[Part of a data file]
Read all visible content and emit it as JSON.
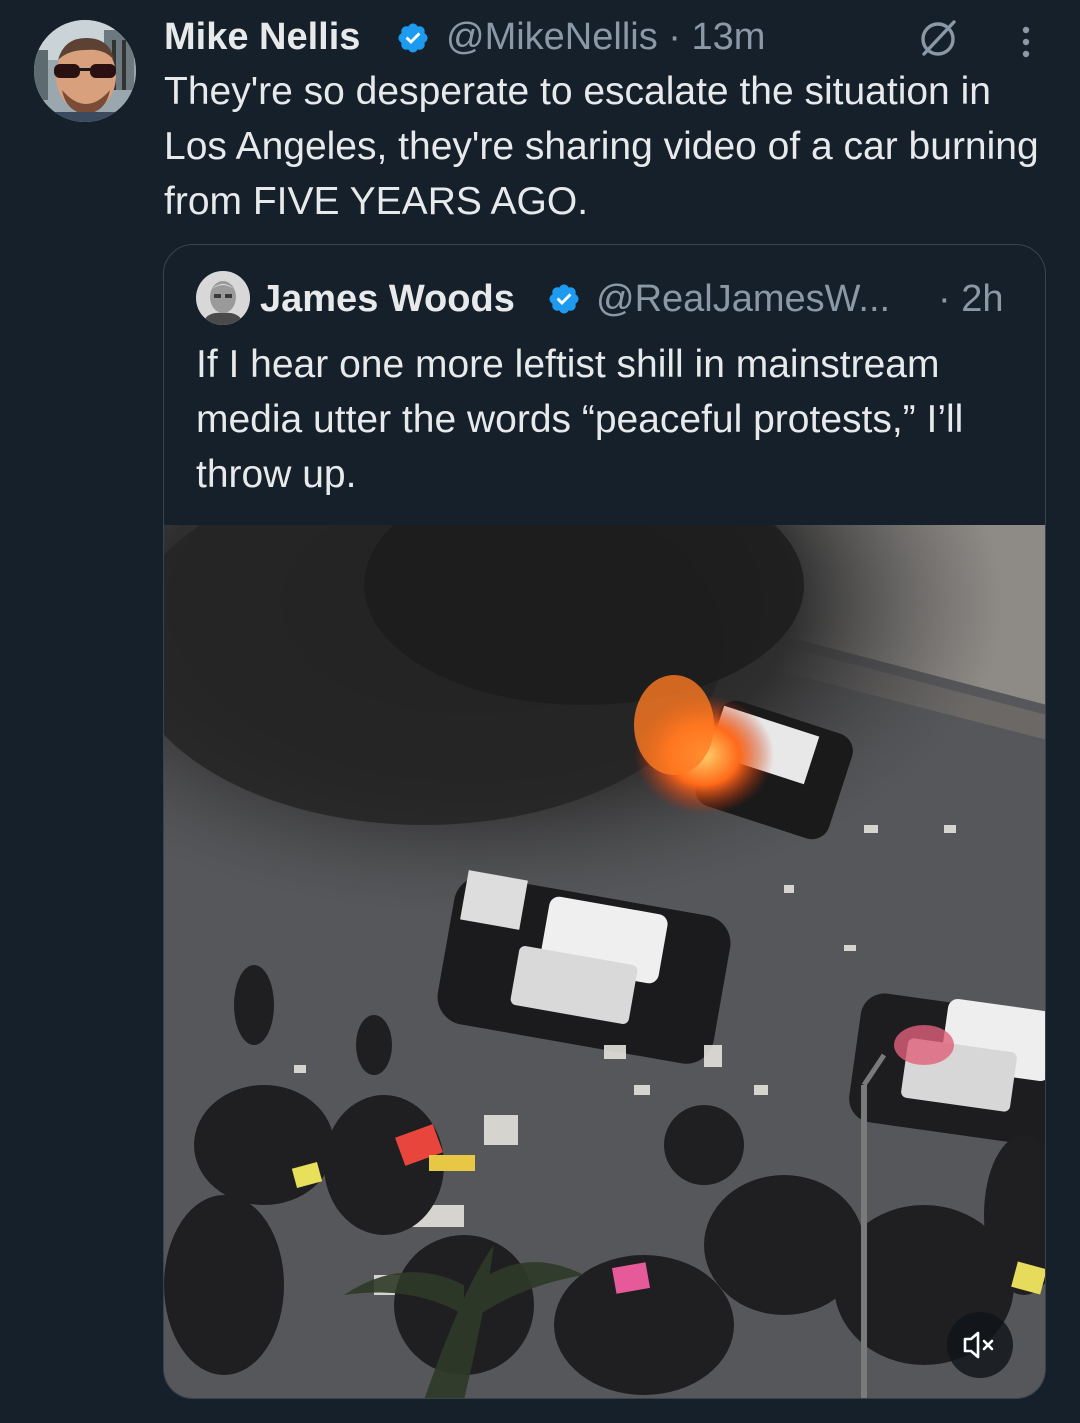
{
  "tweet": {
    "author_name": "Mike Nellis",
    "handle_time": "@MikeNellis · 13m",
    "text": "They're so desperate to escalate the situation in Los Angeles, they're sharing video of a car burning from FIVE YEARS AGO.",
    "icons": [
      "verified-badge-icon",
      "grok-icon",
      "more-options-icon"
    ]
  },
  "quote": {
    "author_name": "James Woods",
    "handle": "@RealJamesW...",
    "time": "· 2h",
    "text": "If I hear one more leftist shill in mainstream media utter the words “peaceful protests,” I’ll throw up.",
    "media": {
      "type": "video",
      "icons": [
        "muted-speaker-icon"
      ]
    }
  },
  "colors": {
    "background": "#15202b",
    "text": "#e7e9ea",
    "secondary_text": "#8b98a5",
    "verified_blue": "#1d9bf0",
    "card_border": "#38444d"
  }
}
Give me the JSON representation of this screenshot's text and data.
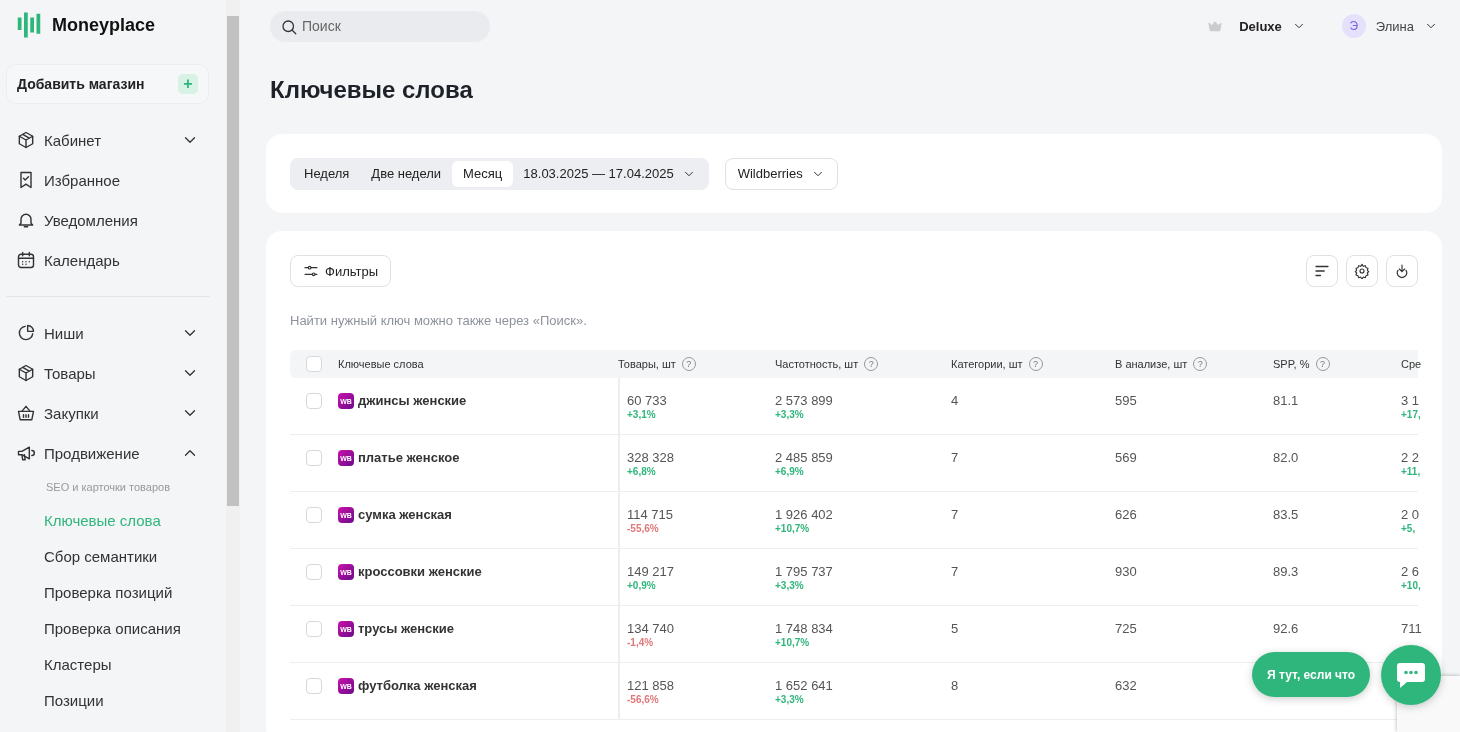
{
  "sidebar": {
    "logo": "Moneyplace",
    "add_store": {
      "label": "Добавить магазин",
      "icon": "+"
    },
    "sections": [
      {
        "items": [
          {
            "label": "Кабинет",
            "kind": "group",
            "expanded": false
          },
          {
            "label": "Избранное",
            "kind": "link"
          },
          {
            "label": "Уведомления",
            "kind": "link"
          },
          {
            "label": "Календарь",
            "kind": "link"
          }
        ]
      },
      {
        "items": [
          {
            "label": "Ниши",
            "kind": "group",
            "expanded": false
          },
          {
            "label": "Товары",
            "kind": "group",
            "expanded": false
          },
          {
            "label": "Закупки",
            "kind": "group",
            "expanded": false
          },
          {
            "label": "Продвижение",
            "kind": "group",
            "expanded": true,
            "subheading": "SEO и карточки товаров",
            "children": [
              {
                "label": "Ключевые слова",
                "selected": true
              },
              {
                "label": "Сбор семантики",
                "selected": false
              },
              {
                "label": "Проверка позиций",
                "selected": false
              },
              {
                "label": "Проверка описания",
                "selected": false
              },
              {
                "label": "Кластеры",
                "selected": false
              },
              {
                "label": "Позиции",
                "selected": false
              }
            ]
          }
        ]
      }
    ]
  },
  "topbar": {
    "search": {
      "placeholder": "Поиск"
    },
    "plan": "Deluxe",
    "user": {
      "initial": "Э",
      "name": "Элина"
    }
  },
  "page_title": "Ключевые слова",
  "period": {
    "options": [
      {
        "label": "Неделя",
        "selected": false
      },
      {
        "label": "Две недели",
        "selected": false
      },
      {
        "label": "Месяц",
        "selected": true
      }
    ],
    "date_range": "18.03.2025 — 17.04.2025",
    "marketplace": "Wildberries"
  },
  "toolbar": {
    "filters": "Фильтры",
    "hint": "Найти нужный ключ можно также через «Поиск»."
  },
  "table": {
    "header_checked": false,
    "columns": [
      {
        "label": "Ключевые слова"
      },
      {
        "label": "Товары, шт",
        "help_icon": "?"
      },
      {
        "label": "Частотность, шт",
        "help_icon": "?"
      },
      {
        "label": "Категории, шт",
        "help_icon": "?"
      },
      {
        "label": "В анализе, шт",
        "help_icon": "?"
      },
      {
        "label": "SPP, %",
        "help_icon": "?"
      },
      {
        "label": "Сре"
      }
    ],
    "rows": [
      {
        "checked": false,
        "badge": "WB",
        "keyword": "джинсы женские",
        "goods": {
          "value": "60 733",
          "delta": "+3,1%",
          "color": "#2fb67c"
        },
        "frequency": {
          "value": "2 573 899",
          "delta": "+3,3%",
          "color": "#2fb67c"
        },
        "categories": "4",
        "in_analysis": "595",
        "spp": "81.1",
        "column_7": {
          "value": "3 1",
          "delta": "+17,",
          "color": "#2fb67c"
        }
      },
      {
        "checked": false,
        "badge": "WB",
        "keyword": "платье женское",
        "goods": {
          "value": "328 328",
          "delta": "+6,8%",
          "color": "#2fb67c"
        },
        "frequency": {
          "value": "2 485 859",
          "delta": "+6,9%",
          "color": "#2fb67c"
        },
        "categories": "7",
        "in_analysis": "569",
        "spp": "82.0",
        "column_7": {
          "value": "2 2",
          "delta": "+11,",
          "color": "#2fb67c"
        }
      },
      {
        "checked": false,
        "badge": "WB",
        "keyword": "сумка женская",
        "goods": {
          "value": "114 715",
          "delta": "-55,6%",
          "color": "#e0787a"
        },
        "frequency": {
          "value": "1 926 402",
          "delta": "+10,7%",
          "color": "#2fb67c"
        },
        "categories": "7",
        "in_analysis": "626",
        "spp": "83.5",
        "column_7": {
          "value": "2 0",
          "delta": "+5,",
          "color": "#2fb67c"
        }
      },
      {
        "checked": false,
        "badge": "WB",
        "keyword": "кроссовки женские",
        "goods": {
          "value": "149 217",
          "delta": "+0,9%",
          "color": "#2fb67c"
        },
        "frequency": {
          "value": "1 795 737",
          "delta": "+3,3%",
          "color": "#2fb67c"
        },
        "categories": "7",
        "in_analysis": "930",
        "spp": "89.3",
        "column_7": {
          "value": "2 6",
          "delta": "+10,",
          "color": "#2fb67c"
        }
      },
      {
        "checked": false,
        "badge": "WB",
        "keyword": "трусы женские",
        "goods": {
          "value": "134 740",
          "delta": "-1,4%",
          "color": "#e0787a"
        },
        "frequency": {
          "value": "1 748 834",
          "delta": "+10,7%",
          "color": "#2fb67c"
        },
        "categories": "5",
        "in_analysis": "725",
        "spp": "92.6",
        "column_7": {
          "value": "711"
        }
      },
      {
        "checked": false,
        "badge": "WB",
        "keyword": "футболка женская",
        "goods": {
          "value": "121 858",
          "delta": "-56,6%",
          "color": "#e0787a"
        },
        "frequency": {
          "value": "1 652 641",
          "delta": "+3,3%",
          "color": "#2fb67c"
        },
        "categories": "8",
        "in_analysis": "632"
      }
    ]
  },
  "chat": {
    "label": "Я тут, если что"
  }
}
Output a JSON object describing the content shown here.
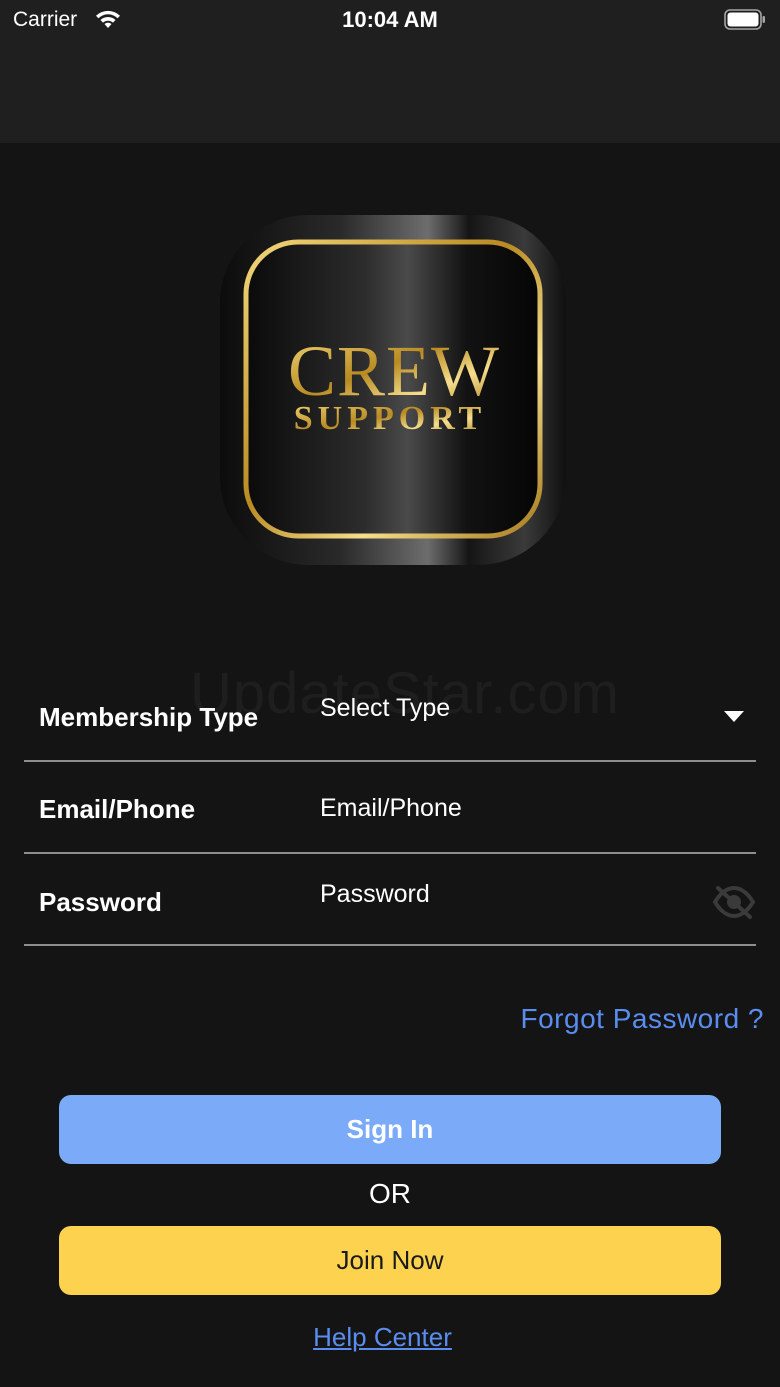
{
  "status_bar": {
    "carrier": "Carrier",
    "time": "10:04 AM"
  },
  "logo": {
    "line1": "CREW",
    "line2": "SUPPORT",
    "gold": "#d9b24a"
  },
  "watermark": "UpdateStar.com",
  "form": {
    "membership": {
      "label": "Membership Type",
      "value": "Select Type"
    },
    "email": {
      "label": "Email/Phone",
      "placeholder": "Email/Phone"
    },
    "password": {
      "label": "Password",
      "placeholder": "Password"
    }
  },
  "forgot_password": "Forgot Password ?",
  "buttons": {
    "sign_in": "Sign In",
    "or": "OR",
    "join_now": "Join Now"
  },
  "help_center": "Help Center",
  "colors": {
    "background": "#141414",
    "link": "#5a8df0",
    "sign_in_bg": "#7aaaf8",
    "join_bg": "#fdd24f"
  }
}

→ **What the exercise asks**
Please write out all the data again word for word, but not the pictures.

→ **Finished answer**
Read all visible content and emit it as JSON.
{
  "tweet": {
    "author_name": "Mike Nellis",
    "handle_time": "@MikeNellis · 13m",
    "text": "They're so desperate to escalate the situation in Los Angeles, they're sharing video of a car burning from FIVE YEARS AGO.",
    "icons": [
      "verified-badge-icon",
      "grok-icon",
      "more-options-icon"
    ]
  },
  "quote": {
    "author_name": "James Woods",
    "handle": "@RealJamesW...",
    "time": "· 2h",
    "text": "If I hear one more leftist shill in mainstream media utter the words “peaceful protests,” I’ll throw up.",
    "media": {
      "type": "video",
      "icons": [
        "muted-speaker-icon"
      ]
    }
  },
  "colors": {
    "background": "#15202b",
    "text": "#e7e9ea",
    "secondary_text": "#8b98a5",
    "verified_blue": "#1d9bf0",
    "card_border": "#38444d"
  }
}
Give me the JSON representation of this screenshot's text and data.
{
  "sidebar": {
    "logo": "Moneyplace",
    "add_store": {
      "label": "Добавить магазин",
      "icon": "+"
    },
    "sections": [
      {
        "items": [
          {
            "label": "Кабинет",
            "kind": "group",
            "expanded": false
          },
          {
            "label": "Избранное",
            "kind": "link"
          },
          {
            "label": "Уведомления",
            "kind": "link"
          },
          {
            "label": "Календарь",
            "kind": "link"
          }
        ]
      },
      {
        "items": [
          {
            "label": "Ниши",
            "kind": "group",
            "expanded": false
          },
          {
            "label": "Товары",
            "kind": "group",
            "expanded": false
          },
          {
            "label": "Закупки",
            "kind": "group",
            "expanded": false
          },
          {
            "label": "Продвижение",
            "kind": "group",
            "expanded": true,
            "subheading": "SEO и карточки товаров",
            "children": [
              {
                "label": "Ключевые слова",
                "selected": true
              },
              {
                "label": "Сбор семантики",
                "selected": false
              },
              {
                "label": "Проверка позиций",
                "selected": false
              },
              {
                "label": "Проверка описания",
                "selected": false
              },
              {
                "label": "Кластеры",
                "selected": false
              },
              {
                "label": "Позиции",
                "selected": false
              }
            ]
          }
        ]
      }
    ]
  },
  "topbar": {
    "search": {
      "placeholder": "Поиск"
    },
    "plan": "Deluxe",
    "user": {
      "initial": "Э",
      "name": "Элина"
    }
  },
  "page_title": "Ключевые слова",
  "period": {
    "options": [
      {
        "label": "Неделя",
        "selected": false
      },
      {
        "label": "Две недели",
        "selected": false
      },
      {
        "label": "Месяц",
        "selected": true
      }
    ],
    "date_range": "18.03.2025 — 17.04.2025",
    "marketplace": "Wildberries"
  },
  "toolbar": {
    "filters": "Фильтры",
    "hint": "Найти нужный ключ можно также через «Поиск»."
  },
  "table": {
    "header_checked": false,
    "columns": [
      {
        "label": "Ключевые слова"
      },
      {
        "label": "Товары, шт",
        "help_icon": "?"
      },
      {
        "label": "Частотность, шт",
        "help_icon": "?"
      },
      {
        "label": "Категории, шт",
        "help_icon": "?"
      },
      {
        "label": "В анализе, шт",
        "help_icon": "?"
      },
      {
        "label": "SPP, %",
        "help_icon": "?"
      },
      {
        "label": "Сре"
      }
    ],
    "rows": [
      {
        "checked": false,
        "badge": "WB",
        "keyword": "джинсы женские",
        "goods": {
          "value": "60 733",
          "delta": "+3,1%",
          "color": "#2fb67c"
        },
        "frequency": {
          "value": "2 573 899",
          "delta": "+3,3%",
          "color": "#2fb67c"
        },
        "categories": "4",
        "in_analysis": "595",
        "spp": "81.1",
        "column_7": {
          "value": "3 1",
          "delta": "+17,",
          "color": "#2fb67c"
        }
      },
      {
        "checked": false,
        "badge": "WB",
        "keyword": "платье женское",
        "goods": {
          "value": "328 328",
          "delta": "+6,8%",
          "color": "#2fb67c"
        },
        "frequency": {
          "value": "2 485 859",
          "delta": "+6,9%",
          "color": "#2fb67c"
        },
        "categories": "7",
        "in_analysis": "569",
        "spp": "82.0",
        "column_7": {
          "value": "2 2",
          "delta": "+11,",
          "color": "#2fb67c"
        }
      },
      {
        "checked": false,
        "badge": "WB",
        "keyword": "сумка женская",
        "goods": {
          "value": "114 715",
          "delta": "-55,6%",
          "color": "#e0787a"
        },
        "frequency": {
          "value": "1 926 402",
          "delta": "+10,7%",
          "color": "#2fb67c"
        },
        "categories": "7",
        "in_analysis": "626",
        "spp": "83.5",
        "column_7": {
          "value": "2 0",
          "delta": "+5,",
          "color": "#2fb67c"
        }
      },
      {
        "checked": false,
        "badge": "WB",
        "keyword": "кроссовки женские",
        "goods": {
          "value": "149 217",
          "delta": "+0,9%",
          "color": "#2fb67c"
        },
        "frequency": {
          "value": "1 795 737",
          "delta": "+3,3%",
          "color": "#2fb67c"
        },
        "categories": "7",
        "in_analysis": "930",
        "spp": "89.3",
        "column_7": {
          "value": "2 6",
          "delta": "+10,",
          "color": "#2fb67c"
        }
      },
      {
        "checked": false,
        "badge": "WB",
        "keyword": "трусы женские",
        "goods": {
          "value": "134 740",
          "delta": "-1,4%",
          "color": "#e0787a"
        },
        "frequency": {
          "value": "1 748 834",
          "delta": "+10,7%",
          "color": "#2fb67c"
        },
        "categories": "5",
        "in_analysis": "725",
        "spp": "92.6",
        "column_7": {
          "value": "711"
        }
      },
      {
        "checked": false,
        "badge": "WB",
        "keyword": "футболка женская",
        "goods": {
          "value": "121 858",
          "delta": "-56,6%",
          "color": "#e0787a"
        },
        "frequency": {
          "value": "1 652 641",
          "delta": "+3,3%",
          "color": "#2fb67c"
        },
        "categories": "8",
        "in_analysis": "632"
      }
    ]
  },
  "chat": {
    "label": "Я тут, если что"
  }
}
Output a JSON object describing the content shown here.
{
  "status_bar": {
    "carrier": "Carrier",
    "time": "10:04 AM"
  },
  "logo": {
    "line1": "CREW",
    "line2": "SUPPORT",
    "gold": "#d9b24a"
  },
  "watermark": "UpdateStar.com",
  "form": {
    "membership": {
      "label": "Membership Type",
      "value": "Select Type"
    },
    "email": {
      "label": "Email/Phone",
      "placeholder": "Email/Phone"
    },
    "password": {
      "label": "Password",
      "placeholder": "Password"
    }
  },
  "forgot_password": "Forgot Password ?",
  "buttons": {
    "sign_in": "Sign In",
    "or": "OR",
    "join_now": "Join Now"
  },
  "help_center": "Help Center",
  "colors": {
    "background": "#141414",
    "link": "#5a8df0",
    "sign_in_bg": "#7aaaf8",
    "join_bg": "#fdd24f"
  }
}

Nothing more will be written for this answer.